■ Stated problem
Keep every line where the word "color" appears; drop the rest.

■ Given data
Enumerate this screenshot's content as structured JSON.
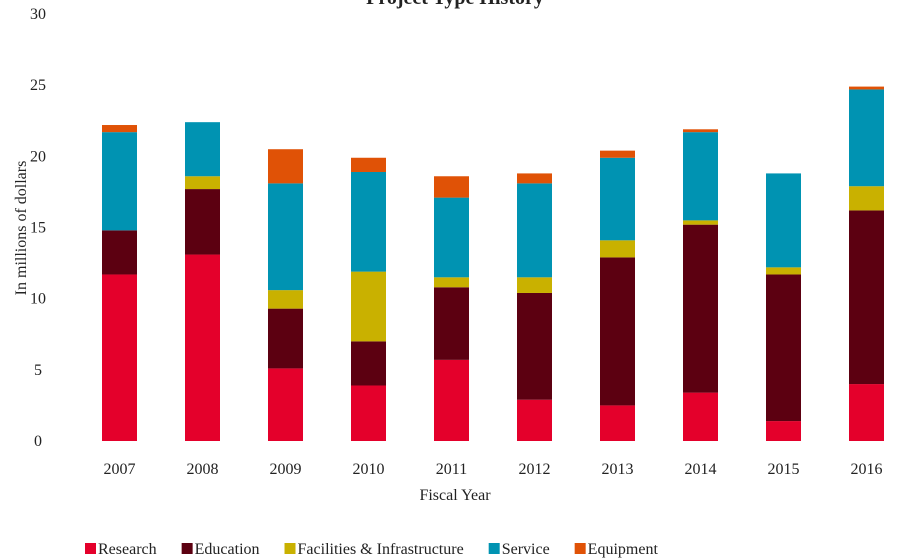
{
  "chart_data": {
    "type": "stacked_bar",
    "title": "Project Type History",
    "x_label": "Fiscal Year",
    "y_label": "In millions of dollars",
    "categories": [
      "2007",
      "2008",
      "2009",
      "2010",
      "2011",
      "2012",
      "2013",
      "2014",
      "2015",
      "2016"
    ],
    "series": [
      {
        "name": "Research",
        "color": "#e4002b",
        "values": [
          11.7,
          13.1,
          5.1,
          3.9,
          5.7,
          2.9,
          2.5,
          3.4,
          1.4,
          4.0
        ]
      },
      {
        "name": "Education",
        "color": "#5c0011",
        "values": [
          3.1,
          4.6,
          4.2,
          3.1,
          5.1,
          7.5,
          10.4,
          11.8,
          10.3,
          12.2
        ]
      },
      {
        "name": "Facilities & Infrastructure",
        "color": "#c9b100",
        "values": [
          0,
          0.9,
          1.3,
          4.9,
          0.7,
          1.1,
          1.2,
          0.3,
          0.5,
          1.7
        ]
      },
      {
        "name": "Service",
        "color": "#0093b2",
        "values": [
          6.9,
          3.8,
          7.5,
          7.0,
          5.6,
          6.6,
          5.8,
          6.2,
          6.6,
          6.8
        ]
      },
      {
        "name": "Equipment",
        "color": "#e05206",
        "values": [
          0.5,
          0,
          2.4,
          1.0,
          1.5,
          0.7,
          0.5,
          0.2,
          0,
          0.2
        ]
      }
    ],
    "ylim": [
      0,
      30
    ],
    "yticks": [
      0,
      5,
      10,
      15,
      20,
      25,
      30
    ],
    "grid": false,
    "legend": "bottom"
  }
}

■ Solution
        "color": "#e4002b",
        "color": "#5c0011",
        "color": "#c9b100",
        "color": "#0093b2",
        "color": "#e05206",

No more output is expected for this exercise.